* WHAT YOU SHOULD DO
Beneath this task is a listing. State how many of its lines include the string "color", giving nothing but the number.

* PROVIDED DATA
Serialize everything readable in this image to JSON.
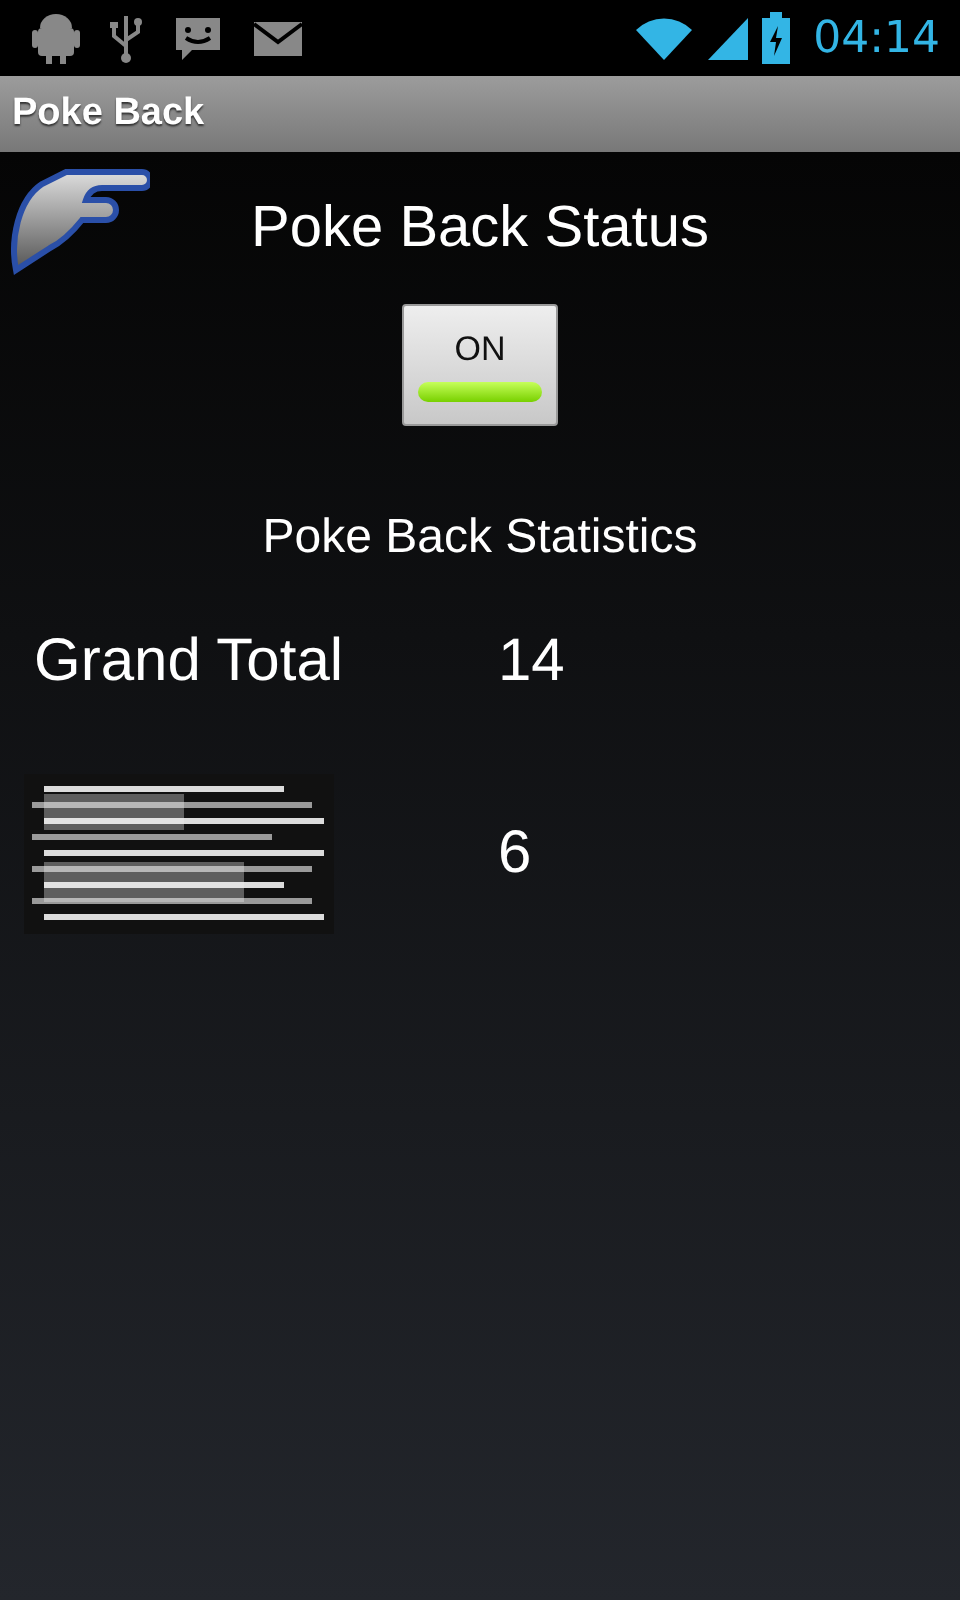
{
  "status_bar": {
    "time": "04:14"
  },
  "window": {
    "title": "Poke Back"
  },
  "header": {
    "title": "Poke Back Status"
  },
  "toggle": {
    "label": "ON",
    "on": true
  },
  "statistics": {
    "title": "Poke Back Statistics",
    "rows": [
      {
        "kind": "text",
        "label": "Grand Total",
        "value": "14"
      },
      {
        "kind": "picture",
        "value": "6"
      }
    ]
  }
}
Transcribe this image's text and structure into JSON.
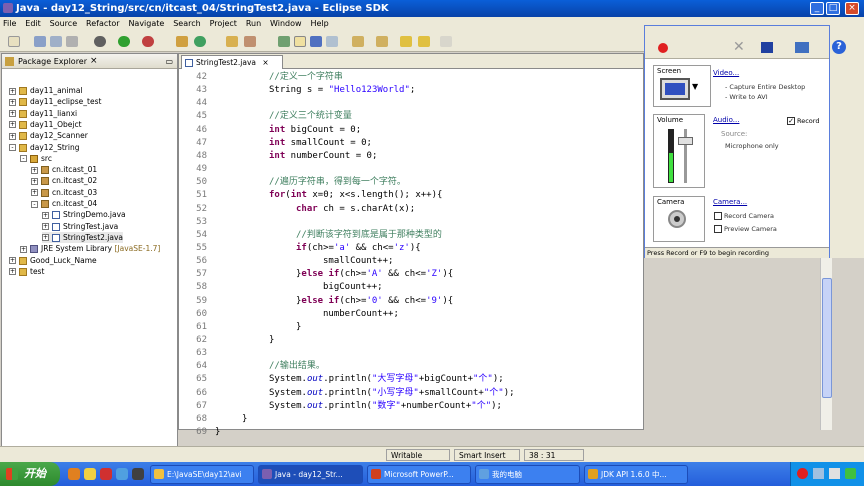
{
  "window": {
    "title": "Java - day12_String/src/cn/itcast_04/StringTest2.java - Eclipse SDK"
  },
  "menu": [
    "File",
    "Edit",
    "Source",
    "Refactor",
    "Navigate",
    "Search",
    "Project",
    "Run",
    "Window",
    "Help"
  ],
  "package_explorer": {
    "title": "Package Explorer",
    "items": [
      {
        "label": "day11_animal",
        "depth": 0,
        "exp": "+",
        "icon": "project"
      },
      {
        "label": "day11_eclipse_test",
        "depth": 0,
        "exp": "+",
        "icon": "project"
      },
      {
        "label": "day11_lianxi",
        "depth": 0,
        "exp": "+",
        "icon": "project"
      },
      {
        "label": "day11_Obejct",
        "depth": 0,
        "exp": "+",
        "icon": "project"
      },
      {
        "label": "day12_Scanner",
        "depth": 0,
        "exp": "+",
        "icon": "project"
      },
      {
        "label": "day12_String",
        "depth": 0,
        "exp": "-",
        "icon": "project"
      },
      {
        "label": "src",
        "depth": 1,
        "exp": "-",
        "icon": "src"
      },
      {
        "label": "cn.itcast_01",
        "depth": 2,
        "exp": "+",
        "icon": "package"
      },
      {
        "label": "cn.itcast_02",
        "depth": 2,
        "exp": "+",
        "icon": "package"
      },
      {
        "label": "cn.itcast_03",
        "depth": 2,
        "exp": "+",
        "icon": "package"
      },
      {
        "label": "cn.itcast_04",
        "depth": 2,
        "exp": "-",
        "icon": "package"
      },
      {
        "label": "StringDemo.java",
        "depth": 3,
        "exp": "+",
        "icon": "java"
      },
      {
        "label": "StringTest.java",
        "depth": 3,
        "exp": "+",
        "icon": "java"
      },
      {
        "label": "StringTest2.java",
        "depth": 3,
        "exp": "+",
        "icon": "java",
        "selected": true
      },
      {
        "label": "JRE System Library",
        "suffix": "[JavaSE-1.7]",
        "depth": 1,
        "exp": "+",
        "icon": "jre"
      },
      {
        "label": "Good_Luck_Name",
        "depth": 0,
        "exp": "+",
        "icon": "project"
      },
      {
        "label": "test",
        "depth": 0,
        "exp": "+",
        "icon": "project"
      }
    ]
  },
  "editor": {
    "tab": "StringTest2.java",
    "lines": [
      {
        "n": "42",
        "indent": 2,
        "parts": [
          [
            "cm",
            "//定义一个字符串"
          ]
        ]
      },
      {
        "n": "43",
        "indent": 2,
        "parts": [
          [
            "",
            "String s = "
          ],
          [
            "str",
            "\"Hello123World\""
          ],
          [
            "",
            ";"
          ]
        ]
      },
      {
        "n": "44",
        "indent": 0,
        "parts": []
      },
      {
        "n": "45",
        "indent": 2,
        "parts": [
          [
            "cm",
            "//定义三个统计变量"
          ]
        ]
      },
      {
        "n": "46",
        "indent": 2,
        "parts": [
          [
            "kw",
            "int"
          ],
          [
            "",
            " bigCount = 0;"
          ]
        ]
      },
      {
        "n": "47",
        "indent": 2,
        "parts": [
          [
            "kw",
            "int"
          ],
          [
            "",
            " smallCount = 0;"
          ]
        ]
      },
      {
        "n": "48",
        "indent": 2,
        "parts": [
          [
            "kw",
            "int"
          ],
          [
            "",
            " numberCount = 0;"
          ]
        ]
      },
      {
        "n": "49",
        "indent": 0,
        "parts": []
      },
      {
        "n": "50",
        "indent": 2,
        "parts": [
          [
            "cm",
            "//遍历字符串，得到每一个字符。"
          ]
        ]
      },
      {
        "n": "51",
        "indent": 2,
        "parts": [
          [
            "kw",
            "for"
          ],
          [
            "",
            "("
          ],
          [
            "kw",
            "int"
          ],
          [
            "",
            " x=0; x<s.length(); x++){"
          ]
        ]
      },
      {
        "n": "52",
        "indent": 3,
        "parts": [
          [
            "kw",
            "char"
          ],
          [
            "",
            " ch = s.charAt(x);"
          ]
        ]
      },
      {
        "n": "53",
        "indent": 0,
        "parts": []
      },
      {
        "n": "54",
        "indent": 3,
        "parts": [
          [
            "cm",
            "//判断该字符到底是属于那种类型的"
          ]
        ]
      },
      {
        "n": "55",
        "indent": 3,
        "parts": [
          [
            "kw",
            "if"
          ],
          [
            "",
            "(ch>="
          ],
          [
            "str",
            "'a'"
          ],
          [
            "",
            " && ch<="
          ],
          [
            "str",
            "'z'"
          ],
          [
            "",
            "){"
          ]
        ]
      },
      {
        "n": "56",
        "indent": 4,
        "parts": [
          [
            "",
            "smallCount++;"
          ]
        ]
      },
      {
        "n": "57",
        "indent": 3,
        "parts": [
          [
            "",
            "}"
          ],
          [
            "kw",
            "else if"
          ],
          [
            "",
            "(ch>="
          ],
          [
            "str",
            "'A'"
          ],
          [
            "",
            " && ch<="
          ],
          [
            "str",
            "'Z'"
          ],
          [
            "",
            "){"
          ]
        ]
      },
      {
        "n": "58",
        "indent": 4,
        "parts": [
          [
            "",
            "bigCount++;"
          ]
        ]
      },
      {
        "n": "59",
        "indent": 3,
        "parts": [
          [
            "",
            "}"
          ],
          [
            "kw",
            "else if"
          ],
          [
            "",
            "(ch>="
          ],
          [
            "str",
            "'0'"
          ],
          [
            "",
            " && ch<="
          ],
          [
            "str",
            "'9'"
          ],
          [
            "",
            "){"
          ]
        ]
      },
      {
        "n": "60",
        "indent": 4,
        "parts": [
          [
            "",
            "numberCount++;"
          ]
        ]
      },
      {
        "n": "61",
        "indent": 3,
        "parts": [
          [
            "",
            "}"
          ]
        ]
      },
      {
        "n": "62",
        "indent": 2,
        "parts": [
          [
            "",
            "}"
          ]
        ]
      },
      {
        "n": "63",
        "indent": 0,
        "parts": []
      },
      {
        "n": "64",
        "indent": 2,
        "parts": [
          [
            "cm",
            "//输出结果。"
          ]
        ]
      },
      {
        "n": "65",
        "indent": 2,
        "parts": [
          [
            "",
            "System."
          ],
          [
            "fld",
            "out"
          ],
          [
            "",
            ".println("
          ],
          [
            "str",
            "\"大写字母\""
          ],
          [
            "",
            "+bigCount+"
          ],
          [
            "str",
            "\"个\""
          ],
          [
            "",
            ");"
          ]
        ]
      },
      {
        "n": "66",
        "indent": 2,
        "parts": [
          [
            "",
            "System."
          ],
          [
            "fld",
            "out"
          ],
          [
            "",
            ".println("
          ],
          [
            "str",
            "\"小写字母\""
          ],
          [
            "",
            "+smallCount+"
          ],
          [
            "str",
            "\"个\""
          ],
          [
            "",
            ");"
          ]
        ]
      },
      {
        "n": "67",
        "indent": 2,
        "parts": [
          [
            "",
            "System."
          ],
          [
            "fld",
            "out"
          ],
          [
            "",
            ".println("
          ],
          [
            "str",
            "\"数字\""
          ],
          [
            "",
            "+numberCount+"
          ],
          [
            "str",
            "\"个\""
          ],
          [
            "",
            ");"
          ]
        ]
      },
      {
        "n": "68",
        "indent": 1,
        "parts": [
          [
            "",
            "}"
          ]
        ]
      },
      {
        "n": "69",
        "indent": 0,
        "parts": [
          [
            "",
            "}"
          ]
        ]
      }
    ]
  },
  "recorder": {
    "screen": {
      "title": "Screen",
      "link": "Video...",
      "opt1": "- Capture Entire Desktop",
      "opt2": "- Write to AVI"
    },
    "volume": {
      "title": "Volume",
      "link": "Audio...",
      "record_label": "Record",
      "source_label": "Source:",
      "source_value": "Microphone only"
    },
    "camera": {
      "title": "Camera",
      "link": "Camera...",
      "record_camera": "Record Camera",
      "preview_camera": "Preview Camera"
    },
    "status": "Press Record or F9 to begin recording"
  },
  "statusbar": {
    "mode": "Writable",
    "insert": "Smart Insert",
    "position": "38 : 31"
  },
  "taskbar": {
    "start": "开始",
    "tasks": [
      {
        "label": "E:\\JavaSE\\day12\\avi",
        "color": "#f0c040"
      },
      {
        "label": "Java - day12_Str...",
        "color": "#7b5fb0"
      },
      {
        "label": "Microsoft PowerP...",
        "color": "#d04020"
      },
      {
        "label": "我的电脑",
        "color": "#60a0e0"
      },
      {
        "label": "JDK API 1.6.0 中...",
        "color": "#e0a020"
      }
    ]
  }
}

* OUTPUT FOR THIS EXERCISE
5